Exercise instructions
Copy out the data below verbatim.

Extracted material
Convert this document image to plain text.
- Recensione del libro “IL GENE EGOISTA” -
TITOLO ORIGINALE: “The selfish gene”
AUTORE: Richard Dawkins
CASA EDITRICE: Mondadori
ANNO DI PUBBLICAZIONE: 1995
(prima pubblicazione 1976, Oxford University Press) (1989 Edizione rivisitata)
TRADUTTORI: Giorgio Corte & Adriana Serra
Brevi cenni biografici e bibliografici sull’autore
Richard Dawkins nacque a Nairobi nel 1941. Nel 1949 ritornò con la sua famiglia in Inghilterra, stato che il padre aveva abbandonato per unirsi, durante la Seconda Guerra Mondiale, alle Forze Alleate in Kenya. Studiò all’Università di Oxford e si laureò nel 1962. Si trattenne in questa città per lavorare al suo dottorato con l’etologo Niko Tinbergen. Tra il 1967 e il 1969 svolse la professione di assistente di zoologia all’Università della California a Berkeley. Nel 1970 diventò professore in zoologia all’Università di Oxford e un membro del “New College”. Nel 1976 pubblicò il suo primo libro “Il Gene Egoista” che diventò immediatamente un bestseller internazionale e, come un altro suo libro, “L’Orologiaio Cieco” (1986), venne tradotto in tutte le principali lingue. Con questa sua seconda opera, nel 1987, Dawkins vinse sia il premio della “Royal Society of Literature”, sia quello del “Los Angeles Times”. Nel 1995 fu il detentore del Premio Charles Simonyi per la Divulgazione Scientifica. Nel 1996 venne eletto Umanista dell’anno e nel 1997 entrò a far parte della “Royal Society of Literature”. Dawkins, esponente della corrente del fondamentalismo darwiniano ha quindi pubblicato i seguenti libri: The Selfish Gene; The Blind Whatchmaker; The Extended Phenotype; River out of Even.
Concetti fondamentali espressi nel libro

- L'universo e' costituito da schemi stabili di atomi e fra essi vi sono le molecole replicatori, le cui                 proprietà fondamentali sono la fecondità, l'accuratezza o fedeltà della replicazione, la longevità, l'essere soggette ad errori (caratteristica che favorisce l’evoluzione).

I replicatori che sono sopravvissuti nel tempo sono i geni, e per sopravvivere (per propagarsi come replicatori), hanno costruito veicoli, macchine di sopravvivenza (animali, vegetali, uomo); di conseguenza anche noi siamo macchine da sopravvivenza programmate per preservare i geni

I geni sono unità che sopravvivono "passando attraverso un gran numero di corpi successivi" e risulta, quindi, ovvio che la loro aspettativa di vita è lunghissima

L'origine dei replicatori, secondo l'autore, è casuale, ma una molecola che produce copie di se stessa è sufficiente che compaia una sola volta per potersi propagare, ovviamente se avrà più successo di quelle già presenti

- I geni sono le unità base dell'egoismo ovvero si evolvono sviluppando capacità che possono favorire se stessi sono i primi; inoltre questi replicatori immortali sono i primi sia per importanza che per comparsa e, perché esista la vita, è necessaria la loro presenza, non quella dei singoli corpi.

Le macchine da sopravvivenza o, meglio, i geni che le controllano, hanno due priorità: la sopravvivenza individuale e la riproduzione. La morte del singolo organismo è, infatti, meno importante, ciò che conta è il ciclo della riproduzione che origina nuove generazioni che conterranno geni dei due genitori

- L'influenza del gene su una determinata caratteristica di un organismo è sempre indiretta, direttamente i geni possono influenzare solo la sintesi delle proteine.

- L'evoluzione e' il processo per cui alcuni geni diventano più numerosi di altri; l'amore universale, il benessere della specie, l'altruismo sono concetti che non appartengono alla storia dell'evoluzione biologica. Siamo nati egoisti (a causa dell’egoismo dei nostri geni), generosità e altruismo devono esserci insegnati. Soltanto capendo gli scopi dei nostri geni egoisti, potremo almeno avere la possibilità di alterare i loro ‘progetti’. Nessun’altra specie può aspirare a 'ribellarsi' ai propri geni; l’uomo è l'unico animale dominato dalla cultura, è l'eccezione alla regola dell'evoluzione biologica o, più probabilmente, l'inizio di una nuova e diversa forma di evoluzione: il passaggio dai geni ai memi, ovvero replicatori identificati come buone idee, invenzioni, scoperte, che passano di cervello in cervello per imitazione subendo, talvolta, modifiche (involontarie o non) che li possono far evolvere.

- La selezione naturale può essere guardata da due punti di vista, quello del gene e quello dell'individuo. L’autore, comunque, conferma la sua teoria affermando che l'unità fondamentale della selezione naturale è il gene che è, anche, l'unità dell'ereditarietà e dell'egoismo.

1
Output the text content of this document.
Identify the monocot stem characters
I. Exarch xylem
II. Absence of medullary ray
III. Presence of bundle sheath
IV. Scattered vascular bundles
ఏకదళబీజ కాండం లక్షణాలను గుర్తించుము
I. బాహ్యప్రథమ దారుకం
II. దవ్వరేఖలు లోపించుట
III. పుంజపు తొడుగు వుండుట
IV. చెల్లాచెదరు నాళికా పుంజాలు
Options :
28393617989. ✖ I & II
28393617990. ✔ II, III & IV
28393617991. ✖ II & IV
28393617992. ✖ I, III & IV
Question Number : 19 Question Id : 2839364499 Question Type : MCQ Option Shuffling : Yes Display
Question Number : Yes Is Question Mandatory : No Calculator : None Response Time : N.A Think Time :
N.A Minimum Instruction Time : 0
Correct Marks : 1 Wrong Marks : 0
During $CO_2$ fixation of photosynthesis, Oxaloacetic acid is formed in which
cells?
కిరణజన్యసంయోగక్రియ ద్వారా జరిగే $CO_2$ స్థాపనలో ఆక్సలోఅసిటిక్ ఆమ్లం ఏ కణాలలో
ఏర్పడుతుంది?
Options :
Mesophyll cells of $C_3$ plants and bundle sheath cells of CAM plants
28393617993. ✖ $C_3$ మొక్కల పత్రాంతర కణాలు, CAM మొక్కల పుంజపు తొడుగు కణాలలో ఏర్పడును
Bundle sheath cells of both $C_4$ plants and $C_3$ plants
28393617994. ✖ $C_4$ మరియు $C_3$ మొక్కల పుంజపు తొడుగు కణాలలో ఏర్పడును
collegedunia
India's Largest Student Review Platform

Problem solution
Convert this document image to plain text.
- Recensione del libro “IL GENE EGOISTA” -
TITOLO ORIGINALE: “The selfish gene”
AUTORE: Richard Dawkins
CASA EDITRICE: Mondadori
ANNO DI PUBBLICAZIONE: 1995
(prima pubblicazione 1976, Oxford University Press) (1989 Edizione rivisitata)
TRADUTTORI: Giorgio Corte & Adriana Serra
Brevi cenni biografici e bibliografici sull’autore
Richard Dawkins nacque a Nairobi nel 1941. Nel 1949 ritornò con la sua famiglia in Inghilterra, stato che il padre aveva abbandonato per unirsi, durante la Seconda Guerra Mondiale, alle Forze Alleate in Kenya. Studiò all’Università di Oxford e si laureò nel 1962. Si trattenne in questa città per lavorare al suo dottorato con l’etologo Niko Tinbergen. Tra il 1967 e il 1969 svolse la professione di assistente di zoologia all’Università della California a Berkeley. Nel 1970 diventò professore in zoologia all’Università di Oxford e un membro del “New College”. Nel 1976 pubblicò il suo primo libro “Il Gene Egoista” che diventò immediatamente un bestseller internazionale e, come un altro suo libro, “L’Orologiaio Cieco” (1986), venne tradotto in tutte le principali lingue. Con questa sua seconda opera, nel 1987, Dawkins vinse sia il premio della “Royal Society of Literature”, sia quello del “Los Angeles Times”. Nel 1995 fu il detentore del Premio Charles Simonyi per la Divulgazione Scientifica. Nel 1996 venne eletto Umanista dell’anno e nel 1997 entrò a far parte della “Royal Society of Literature”. Dawkins, esponente della corrente del fondamentalismo darwiniano ha quindi pubblicato i seguenti libri: The Selfish Gene; The Blind Whatchmaker; The Extended Phenotype; River out of Even.
Concetti fondamentali espressi nel libro

- L'universo e' costituito da schemi stabili di atomi e fra essi vi sono le molecole replicatori, le cui                 proprietà fondamentali sono la fecondità, l'accuratezza o fedeltà della replicazione, la longevità, l'essere soggette ad errori (caratteristica che favorisce l’evoluzione).

I replicatori che sono sopravvissuti nel tempo sono i geni, e per sopravvivere (per propagarsi come replicatori), hanno costruito veicoli, macchine di sopravvivenza (animali, vegetali, uomo); di conseguenza anche noi siamo macchine da sopravvivenza programmate per preservare i geni

I geni sono unità che sopravvivono "passando attraverso un gran numero di corpi successivi" e risulta, quindi, ovvio che la loro aspettativa di vita è lunghissima

L'origine dei replicatori, secondo l'autore, è casuale, ma una molecola che produce copie di se stessa è sufficiente che compaia una sola volta per potersi propagare, ovviamente se avrà più successo di quelle già presenti

- I geni sono le unità base dell'egoismo ovvero si evolvono sviluppando capacità che possono favorire se stessi sono i primi; inoltre questi replicatori immortali sono i primi sia per importanza che per comparsa e, perché esista la vita, è necessaria la loro presenza, non quella dei singoli corpi.

Le macchine da sopravvivenza o, meglio, i geni che le controllano, hanno due priorità: la sopravvivenza individuale e la riproduzione. La morte del singolo organismo è, infatti, meno importante, ciò che conta è il ciclo della riproduzione che origina nuove generazioni che conterranno geni dei due genitori

- L'influenza del gene su una determinata caratteristica di un organismo è sempre indiretta, direttamente i geni possono influenzare solo la sintesi delle proteine.

- L'evoluzione e' il processo per cui alcuni geni diventano più numerosi di altri; l'amore universale, il benessere della specie, l'altruismo sono concetti che non appartengono alla storia dell'evoluzione biologica. Siamo nati egoisti (a causa dell’egoismo dei nostri geni), generosità e altruismo devono esserci insegnati. Soltanto capendo gli scopi dei nostri geni egoisti, potremo almeno avere la possibilità di alterare i loro ‘progetti’. Nessun’altra specie può aspirare a 'ribellarsi' ai propri geni; l’uomo è l'unico animale dominato dalla cultura, è l'eccezione alla regola dell'evoluzione biologica o, più probabilmente, l'inizio di una nuova e diversa forma di evoluzione: il passaggio dai geni ai memi, ovvero replicatori identificati come buone idee, invenzioni, scoperte, che passano di cervello in cervello per imitazione subendo, talvolta, modifiche (involontarie o non) che li possono far evolvere.

- La selezione naturale può essere guardata da due punti di vista, quello del gene e quello dell'individuo. L’autore, comunque, conferma la sua teoria affermando che l'unità fondamentale della selezione naturale è il gene che è, anche, l'unità dell'ereditarietà e dell'egoismo.

1
Output the text content of this document.
Identify the monocot stem characters
I. Exarch xylem
II. Absence of medullary ray
III. Presence of bundle sheath
IV. Scattered vascular bundles
ఏకదళబీజ కాండం లక్షణాలను గుర్తించుము
I. బాహ్యప్రథమ దారుకం
II. దవ్వరేఖలు లోపించుట
III. పుంజపు తొడుగు వుండుట
IV. చెల్లాచెదరు నాళికా పుంజాలు
Options :
28393617989. ✖ I & II
28393617990. ✔ II, III & IV
28393617991. ✖ II & IV
28393617992. ✖ I, III & IV
Question Number : 19 Question Id : 2839364499 Question Type : MCQ Option Shuffling : Yes Display
Question Number : Yes Is Question Mandatory : No Calculator : None Response Time : N.A Think Time :
N.A Minimum Instruction Time : 0
Correct Marks : 1 Wrong Marks : 0
During $CO_2$ fixation of photosynthesis, Oxaloacetic acid is formed in which
cells?
కిరణజన్యసంయోగక్రియ ద్వారా జరిగే $CO_2$ స్థాపనలో ఆక్సలోఅసిటిక్ ఆమ్లం ఏ కణాలలో
ఏర్పడుతుంది?
Options :
Mesophyll cells of $C_3$ plants and bundle sheath cells of CAM plants
28393617993. ✖ $C_3$ మొక్కల పత్రాంతర కణాలు, CAM మొక్కల పుంజపు తొడుగు కణాలలో ఏర్పడును
Bundle sheath cells of both $C_4$ plants and $C_3$ plants
28393617994. ✖ $C_4$ మరియు $C_3$ మొక్కల పుంజపు తొడుగు కణాలలో ఏర్పడును
collegedunia
India's Largest Student Review Platform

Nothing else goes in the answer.